:: TASK BRIEF ::
Gather up every line that includes the string "estrellas".

>> begin

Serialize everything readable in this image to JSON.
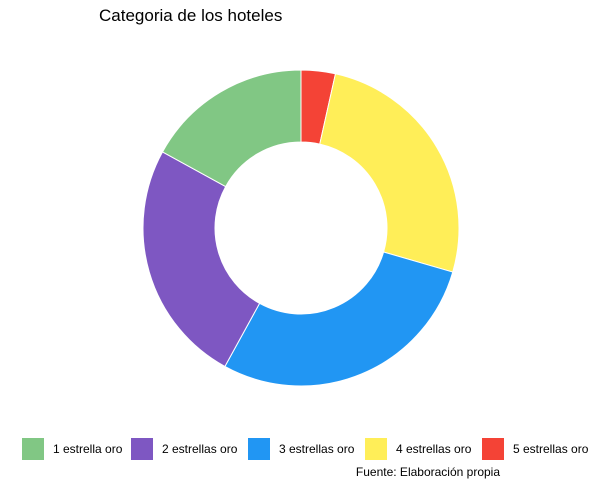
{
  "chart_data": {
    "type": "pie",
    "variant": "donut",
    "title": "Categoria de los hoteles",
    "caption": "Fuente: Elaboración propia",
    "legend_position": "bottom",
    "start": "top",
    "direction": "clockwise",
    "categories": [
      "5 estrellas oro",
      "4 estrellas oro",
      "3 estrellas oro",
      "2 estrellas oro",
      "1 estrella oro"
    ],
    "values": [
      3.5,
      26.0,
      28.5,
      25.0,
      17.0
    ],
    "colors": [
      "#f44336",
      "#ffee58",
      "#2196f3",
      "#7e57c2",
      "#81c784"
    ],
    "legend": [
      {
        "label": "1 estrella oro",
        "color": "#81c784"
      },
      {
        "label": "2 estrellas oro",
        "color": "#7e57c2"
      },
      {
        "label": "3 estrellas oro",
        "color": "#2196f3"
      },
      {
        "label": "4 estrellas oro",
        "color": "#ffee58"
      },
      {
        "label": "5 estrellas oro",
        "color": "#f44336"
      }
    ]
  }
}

>> end

:: CORRECT RESULT ::
      "5 estrellas oro",
      "4 estrellas oro",
      "3 estrellas oro",
      "2 estrellas oro",
        "label": "2 estrellas oro",
        "label": "3 estrellas oro",
        "label": "4 estrellas oro",
        "label": "5 estrellas oro",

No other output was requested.